> **Instructions to follow**
Filter the entries below, keeping only lines with the word "obras".

> **Dataset entries**
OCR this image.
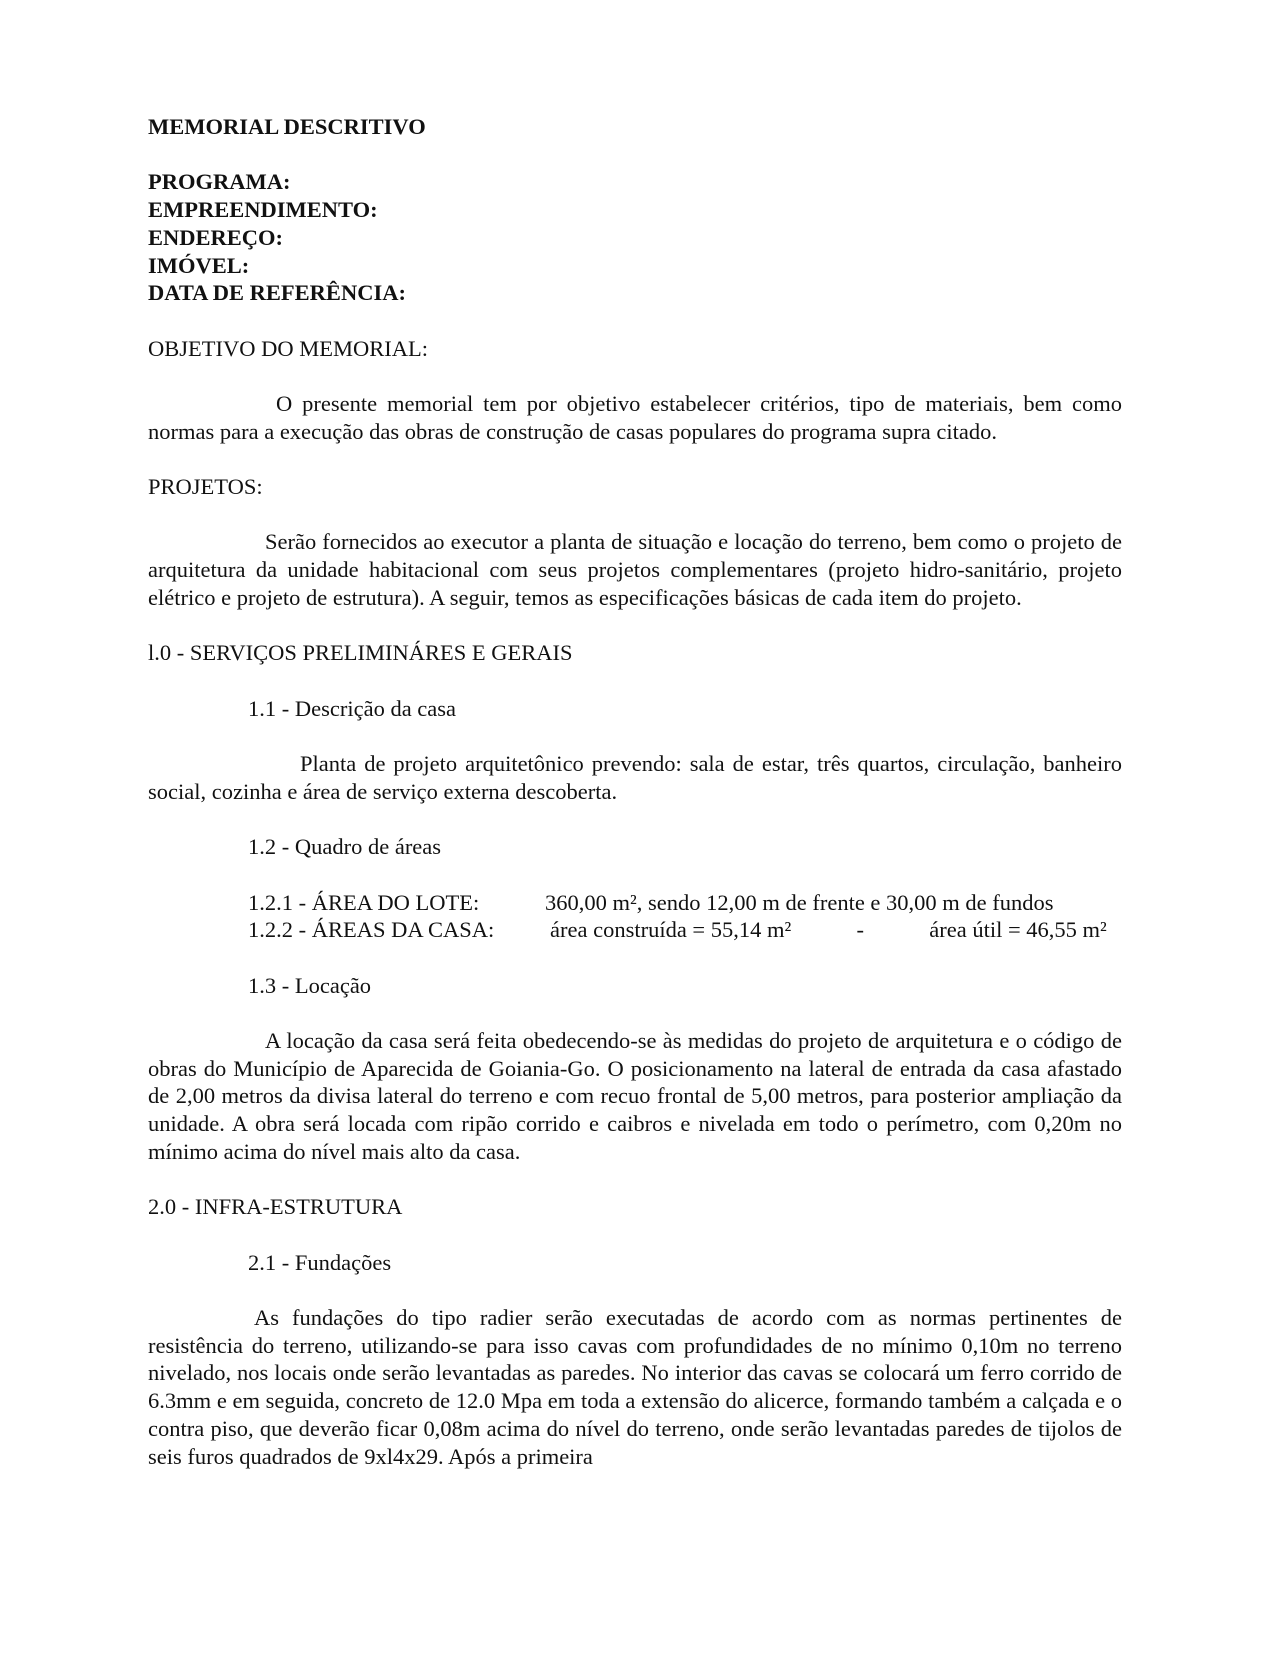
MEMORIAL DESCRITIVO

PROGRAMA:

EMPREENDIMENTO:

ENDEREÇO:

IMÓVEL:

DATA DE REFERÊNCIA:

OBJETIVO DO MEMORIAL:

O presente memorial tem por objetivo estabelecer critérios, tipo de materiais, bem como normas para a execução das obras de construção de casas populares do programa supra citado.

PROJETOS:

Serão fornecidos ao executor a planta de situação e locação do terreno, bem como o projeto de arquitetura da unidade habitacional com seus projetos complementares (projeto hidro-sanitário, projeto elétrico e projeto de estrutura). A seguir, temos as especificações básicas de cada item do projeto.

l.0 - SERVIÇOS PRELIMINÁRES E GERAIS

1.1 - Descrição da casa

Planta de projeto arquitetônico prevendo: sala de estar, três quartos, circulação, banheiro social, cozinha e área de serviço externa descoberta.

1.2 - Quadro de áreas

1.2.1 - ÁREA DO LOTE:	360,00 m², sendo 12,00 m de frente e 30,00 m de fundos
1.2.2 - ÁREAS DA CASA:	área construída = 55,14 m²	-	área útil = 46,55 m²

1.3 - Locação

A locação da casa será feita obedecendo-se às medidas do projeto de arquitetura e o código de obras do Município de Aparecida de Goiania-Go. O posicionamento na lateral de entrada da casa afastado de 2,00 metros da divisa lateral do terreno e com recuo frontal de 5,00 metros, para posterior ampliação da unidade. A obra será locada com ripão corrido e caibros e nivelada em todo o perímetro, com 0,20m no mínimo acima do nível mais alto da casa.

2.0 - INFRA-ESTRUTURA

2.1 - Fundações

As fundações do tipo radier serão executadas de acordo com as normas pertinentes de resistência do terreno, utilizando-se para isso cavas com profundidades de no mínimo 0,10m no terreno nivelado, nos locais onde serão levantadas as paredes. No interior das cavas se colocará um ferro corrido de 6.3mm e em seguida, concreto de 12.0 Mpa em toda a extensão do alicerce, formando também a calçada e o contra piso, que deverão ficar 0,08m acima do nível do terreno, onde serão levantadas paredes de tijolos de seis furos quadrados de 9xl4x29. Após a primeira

> **Answer below**
O presente memorial tem por objetivo estabelecer critérios, tipo de materiais, bem como normas para a execução das obras de construção de casas populares do programa supra citado.
A locação da casa será feita obedecendo-se às medidas do projeto de arquitetura e o código de obras do Município de Aparecida de Goiania-Go. O posicionamento na lateral de entrada da casa afastado de 2,00 metros da divisa lateral do terreno e com recuo frontal de 5,00 metros, para posterior ampliação da unidade. A obra será locada com ripão corrido e caibros e nivelada em todo o perímetro, com 0,20m no mínimo acima do nível mais alto da casa.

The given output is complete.